What to work on.
Go through the listing and return every line with "bottom" in it.

----

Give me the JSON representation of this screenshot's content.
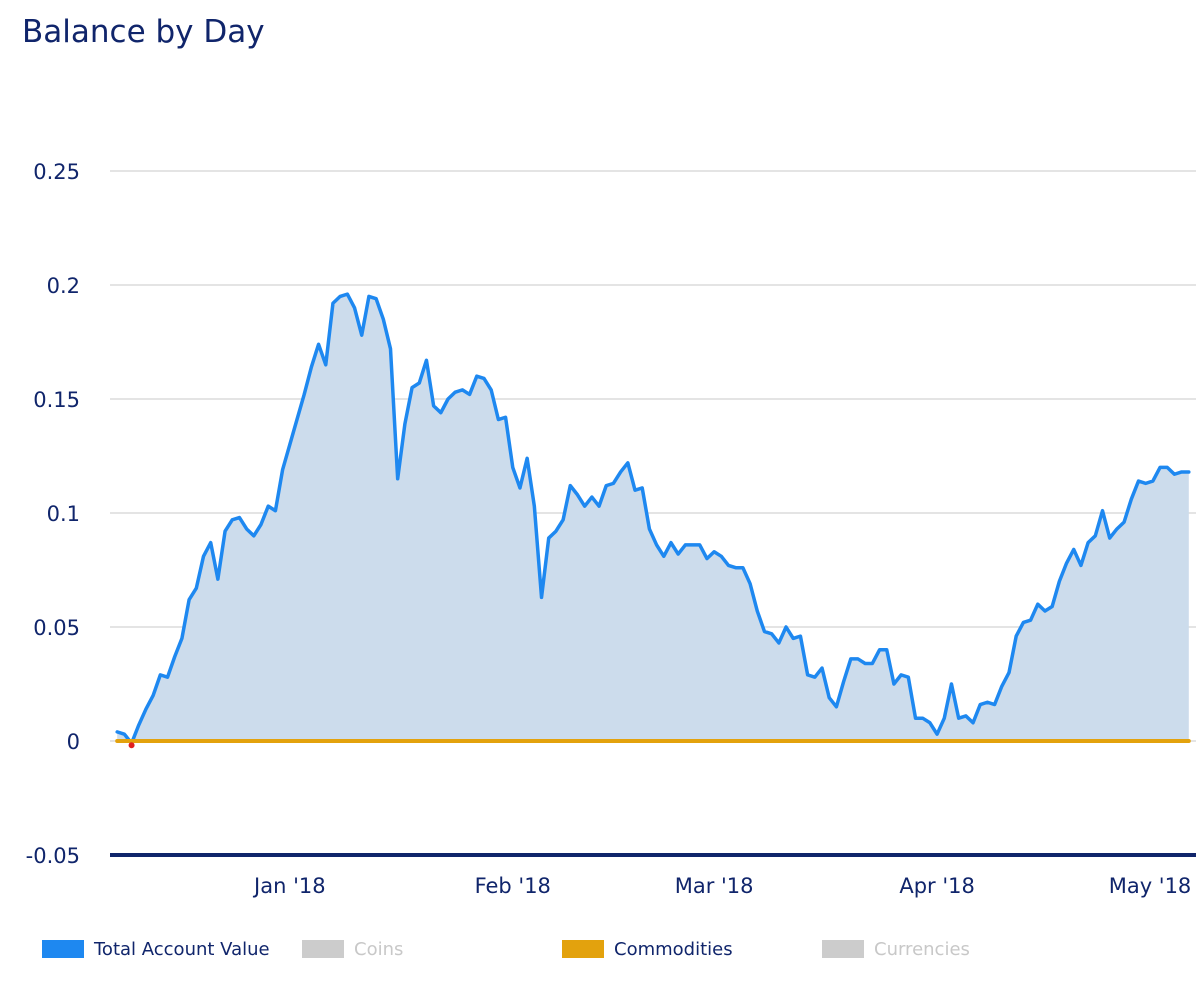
{
  "chart_data": {
    "type": "area",
    "title": "Balance by Day",
    "xlabel": "",
    "ylabel": "",
    "ylim": [
      -0.05,
      0.25
    ],
    "yticks": [
      {
        "value": 0.25,
        "label": "0.25"
      },
      {
        "value": 0.2,
        "label": "0.2"
      },
      {
        "value": 0.15,
        "label": "0.15"
      },
      {
        "value": 0.1,
        "label": "0.1"
      },
      {
        "value": 0.05,
        "label": "0.05"
      },
      {
        "value": 0,
        "label": "0"
      },
      {
        "value": -0.05,
        "label": "-0.05"
      }
    ],
    "xlim": [
      "2017-12-07",
      "2018-05-07"
    ],
    "xticks": [
      {
        "value": "2018-01-01",
        "label": "Jan '18"
      },
      {
        "value": "2018-02-01",
        "label": "Feb '18"
      },
      {
        "value": "2018-03-01",
        "label": "Mar '18"
      },
      {
        "value": "2018-04-01",
        "label": "Apr '18"
      },
      {
        "value": "2018-05-01",
        "label": "May '18"
      }
    ],
    "grid": true,
    "legend_position": "bottom",
    "series": [
      {
        "name": "Total Account Value",
        "color": "#1e88f0",
        "fill": "#ccdcec",
        "visible": true,
        "x": [
          "2017-12-08",
          "2017-12-09",
          "2017-12-10",
          "2017-12-11",
          "2017-12-12",
          "2017-12-13",
          "2017-12-14",
          "2017-12-15",
          "2017-12-16",
          "2017-12-17",
          "2017-12-18",
          "2017-12-19",
          "2017-12-20",
          "2017-12-21",
          "2017-12-22",
          "2017-12-23",
          "2017-12-24",
          "2017-12-25",
          "2017-12-26",
          "2017-12-27",
          "2017-12-28",
          "2017-12-29",
          "2017-12-30",
          "2017-12-31",
          "2018-01-01",
          "2018-01-02",
          "2018-01-03",
          "2018-01-04",
          "2018-01-05",
          "2018-01-06",
          "2018-01-07",
          "2018-01-08",
          "2018-01-09",
          "2018-01-10",
          "2018-01-11",
          "2018-01-12",
          "2018-01-13",
          "2018-01-14",
          "2018-01-15",
          "2018-01-16",
          "2018-01-17",
          "2018-01-18",
          "2018-01-19",
          "2018-01-20",
          "2018-01-21",
          "2018-01-22",
          "2018-01-23",
          "2018-01-24",
          "2018-01-25",
          "2018-01-26",
          "2018-01-27",
          "2018-01-28",
          "2018-01-29",
          "2018-01-30",
          "2018-01-31",
          "2018-02-01",
          "2018-02-02",
          "2018-02-03",
          "2018-02-04",
          "2018-02-05",
          "2018-02-06",
          "2018-02-07",
          "2018-02-08",
          "2018-02-09",
          "2018-02-10",
          "2018-02-11",
          "2018-02-12",
          "2018-02-13",
          "2018-02-14",
          "2018-02-15",
          "2018-02-16",
          "2018-02-17",
          "2018-02-18",
          "2018-02-19",
          "2018-02-20",
          "2018-02-21",
          "2018-02-22",
          "2018-02-23",
          "2018-02-24",
          "2018-02-25",
          "2018-02-26",
          "2018-02-27",
          "2018-02-28",
          "2018-03-01",
          "2018-03-02",
          "2018-03-03",
          "2018-03-04",
          "2018-03-05",
          "2018-03-06",
          "2018-03-07",
          "2018-03-08",
          "2018-03-09",
          "2018-03-10",
          "2018-03-11",
          "2018-03-12",
          "2018-03-13",
          "2018-03-14",
          "2018-03-15",
          "2018-03-16",
          "2018-03-17",
          "2018-03-18",
          "2018-03-19",
          "2018-03-20",
          "2018-03-21",
          "2018-03-22",
          "2018-03-23",
          "2018-03-24",
          "2018-03-25",
          "2018-03-26",
          "2018-03-27",
          "2018-03-28",
          "2018-03-29",
          "2018-03-30",
          "2018-03-31",
          "2018-04-01",
          "2018-04-02",
          "2018-04-03",
          "2018-04-04",
          "2018-04-05",
          "2018-04-06",
          "2018-04-07",
          "2018-04-08",
          "2018-04-09",
          "2018-04-10",
          "2018-04-11",
          "2018-04-12",
          "2018-04-13",
          "2018-04-14",
          "2018-04-15",
          "2018-04-16",
          "2018-04-17",
          "2018-04-18",
          "2018-04-19",
          "2018-04-20",
          "2018-04-21",
          "2018-04-22",
          "2018-04-23",
          "2018-04-24",
          "2018-04-25",
          "2018-04-26",
          "2018-04-27",
          "2018-04-28",
          "2018-04-29",
          "2018-04-30",
          "2018-05-01",
          "2018-05-02",
          "2018-05-03",
          "2018-05-04",
          "2018-05-05",
          "2018-05-06"
        ],
        "values": [
          0.004,
          0.003,
          -0.001,
          0.007,
          0.014,
          0.02,
          0.029,
          0.028,
          0.037,
          0.045,
          0.062,
          0.067,
          0.081,
          0.087,
          0.071,
          0.092,
          0.097,
          0.098,
          0.093,
          0.09,
          0.095,
          0.103,
          0.101,
          0.119,
          0.13,
          0.141,
          0.152,
          0.164,
          0.174,
          0.165,
          0.192,
          0.195,
          0.196,
          0.19,
          0.178,
          0.195,
          0.194,
          0.185,
          0.172,
          0.115,
          0.139,
          0.155,
          0.157,
          0.167,
          0.147,
          0.144,
          0.15,
          0.153,
          0.154,
          0.152,
          0.16,
          0.159,
          0.154,
          0.141,
          0.142,
          0.12,
          0.111,
          0.124,
          0.103,
          0.063,
          0.089,
          0.092,
          0.097,
          0.112,
          0.108,
          0.103,
          0.107,
          0.103,
          0.112,
          0.113,
          0.118,
          0.122,
          0.11,
          0.111,
          0.093,
          0.086,
          0.081,
          0.087,
          0.082,
          0.086,
          0.086,
          0.086,
          0.08,
          0.083,
          0.081,
          0.077,
          0.076,
          0.076,
          0.069,
          0.057,
          0.048,
          0.047,
          0.043,
          0.05,
          0.045,
          0.046,
          0.029,
          0.028,
          0.032,
          0.019,
          0.015,
          0.026,
          0.036,
          0.036,
          0.034,
          0.034,
          0.04,
          0.04,
          0.025,
          0.029,
          0.028,
          0.01,
          0.01,
          0.008,
          0.003,
          0.01,
          0.025,
          0.01,
          0.011,
          0.008,
          0.016,
          0.017,
          0.016,
          0.024,
          0.03,
          0.046,
          0.052,
          0.053,
          0.06,
          0.057,
          0.059,
          0.07,
          0.078,
          0.084,
          0.077,
          0.087,
          0.09,
          0.101,
          0.089,
          0.093,
          0.096,
          0.106,
          0.114,
          0.113,
          0.114,
          0.12,
          0.12,
          0.117,
          0.118,
          0.118
        ]
      },
      {
        "name": "Coins",
        "color": "#cccccc",
        "visible": false
      },
      {
        "name": "Commodities",
        "color": "#e3a20d",
        "visible": true,
        "x": [
          "2017-12-08",
          "2018-05-06"
        ],
        "values": [
          0,
          0
        ]
      },
      {
        "name": "Currencies",
        "color": "#cccccc",
        "visible": false
      }
    ],
    "annotations": [
      {
        "type": "marker",
        "x": "2017-12-10",
        "y": -0.001,
        "color": "#e02020"
      }
    ]
  }
}
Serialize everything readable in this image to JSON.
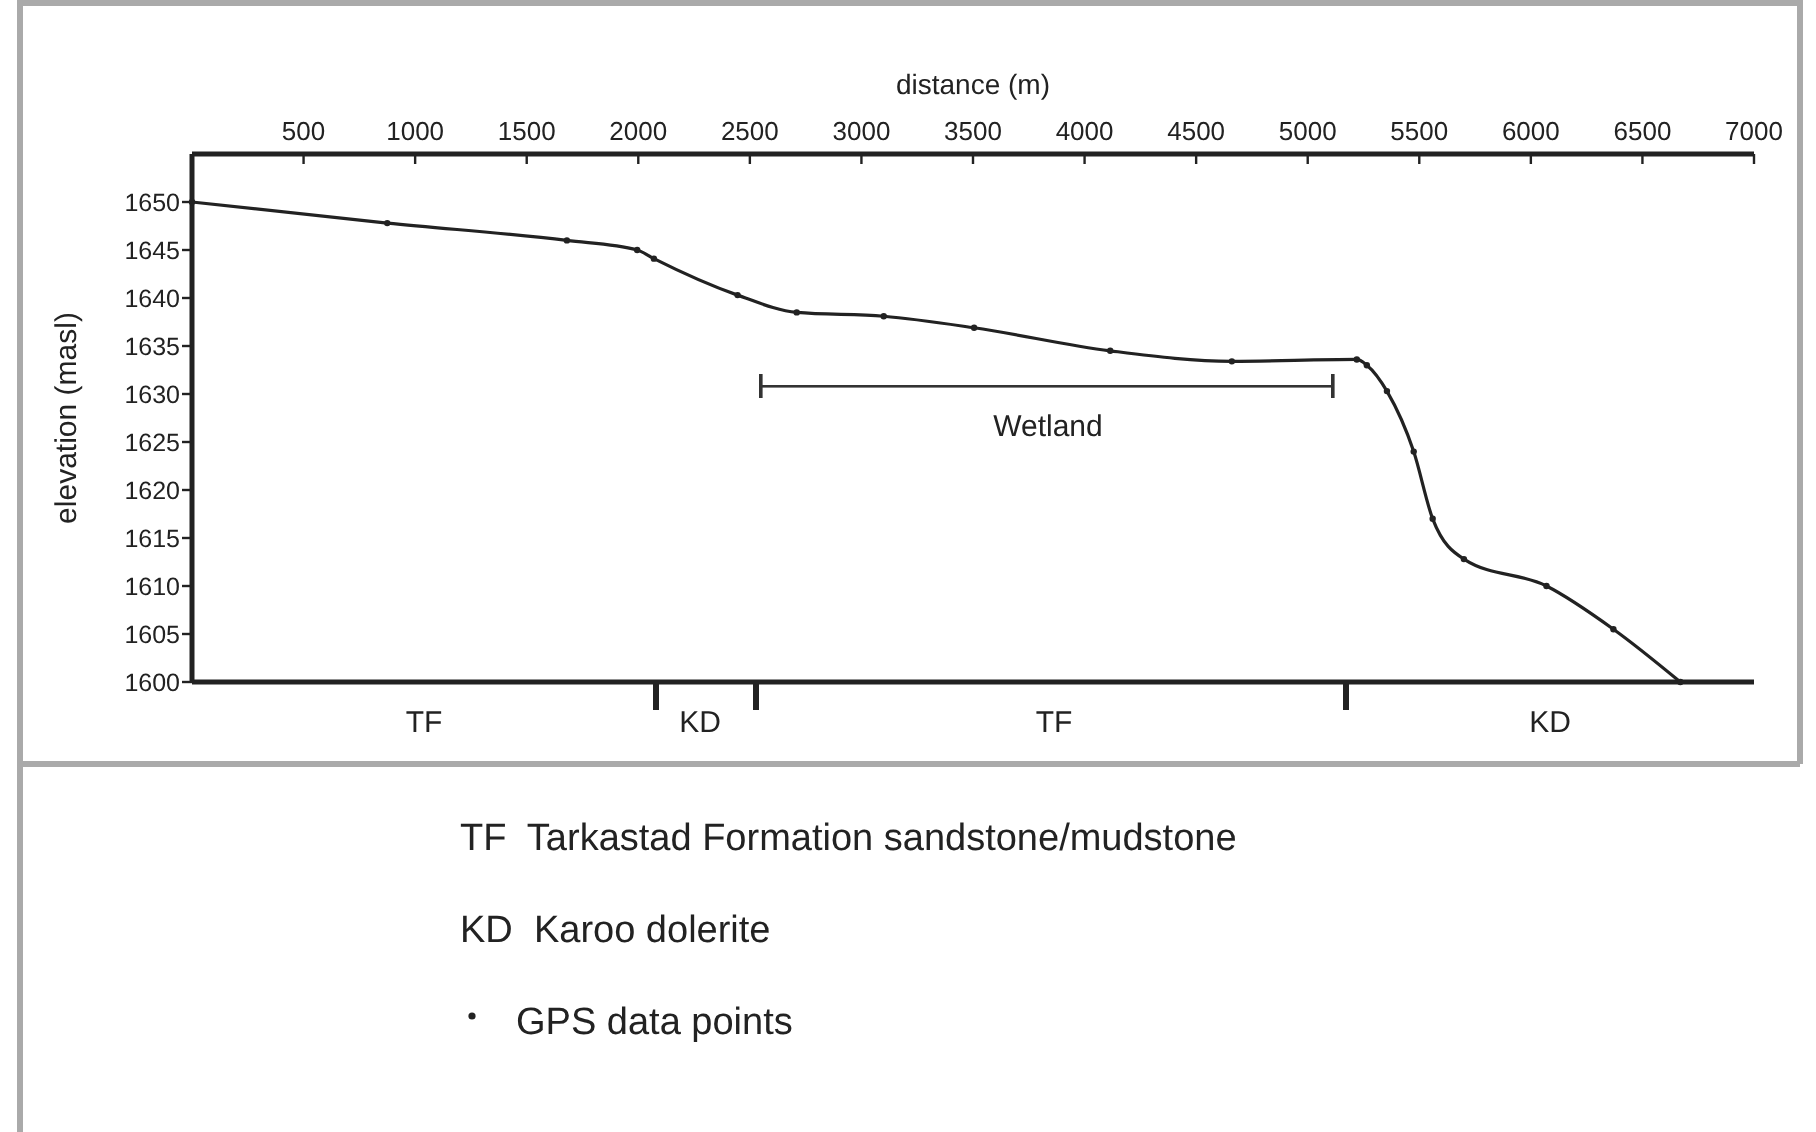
{
  "chart_data": {
    "type": "line",
    "xlabel": "distance (m)",
    "ylabel": "elevation (masl)",
    "xlim": [
      0,
      7000
    ],
    "xticks": [
      500,
      1000,
      1500,
      2000,
      2500,
      3000,
      3500,
      4000,
      4500,
      5000,
      5500,
      6000,
      6500,
      7000
    ],
    "ylim": [
      1600,
      1655
    ],
    "yticks": [
      1600,
      1605,
      1610,
      1615,
      1620,
      1625,
      1630,
      1635,
      1640,
      1645,
      1650
    ],
    "x": [
      0,
      875,
      1680,
      1995,
      2070,
      2445,
      2710,
      3100,
      3505,
      4115,
      4660,
      5220,
      5265,
      5355,
      5475,
      5560,
      5700,
      6070,
      6370,
      6670
    ],
    "series": [
      {
        "name": "GPS data points",
        "color": "#222222",
        "values": [
          1650,
          1647.8,
          1646,
          1645,
          1644.1,
          1640.3,
          1638.5,
          1638.1,
          1636.9,
          1634.5,
          1633.4,
          1633.6,
          1633,
          1630.3,
          1624,
          1617,
          1612.8,
          1610,
          1605.5,
          1600
        ]
      }
    ],
    "marker": "circle",
    "legend": "bottom",
    "annotations": [
      "TF",
      "KD",
      "TF",
      "KD",
      "Wetland",
      "TF  Tarkastad Formation sandstone/mudstone",
      "KD  Karoo dolerite"
    ]
  }
}
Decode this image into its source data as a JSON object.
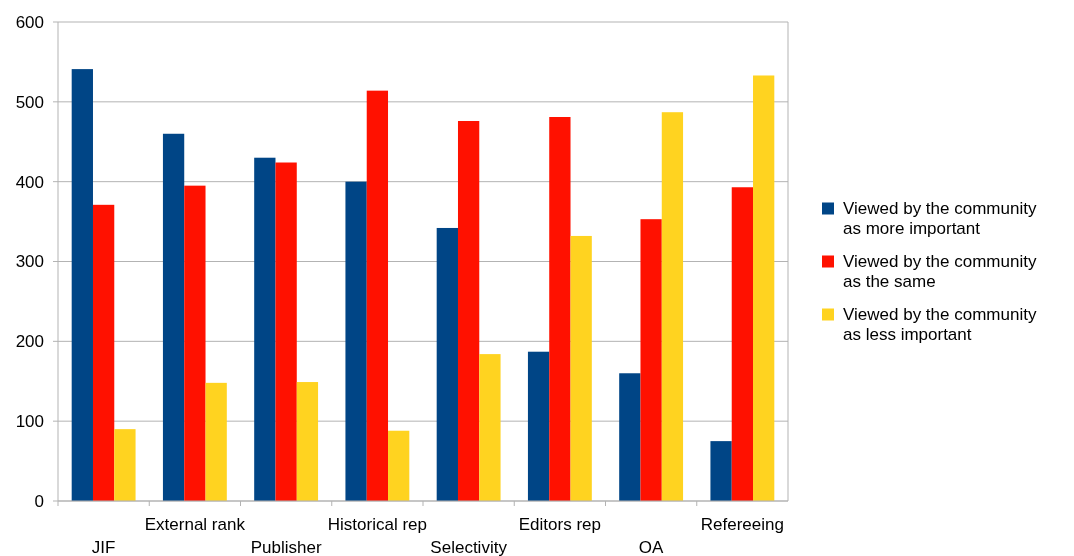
{
  "chart_data": {
    "type": "bar",
    "categories": [
      "JIF",
      "External rank",
      "Publisher",
      "Historical rep",
      "Selectivity",
      "Editors rep",
      "OA",
      "Refereeing"
    ],
    "series": [
      {
        "name": "Viewed by the community as more important",
        "color": "#004586",
        "values": [
          541,
          460,
          430,
          400,
          342,
          187,
          160,
          75
        ]
      },
      {
        "name": "Viewed by the community as the same",
        "color": "#ff1100",
        "values": [
          371,
          395,
          424,
          514,
          476,
          481,
          353,
          393
        ]
      },
      {
        "name": "Viewed by the community as less important",
        "color": "#ffd320",
        "values": [
          90,
          148,
          149,
          88,
          184,
          332,
          487,
          533
        ]
      }
    ],
    "ylim": [
      0,
      600
    ],
    "yticks": [
      0,
      100,
      200,
      300,
      400,
      500,
      600
    ],
    "grid": "y",
    "legend": "right"
  }
}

----

Completed exercise.
    "legend_position": "bottom",
    "legend": "bottom",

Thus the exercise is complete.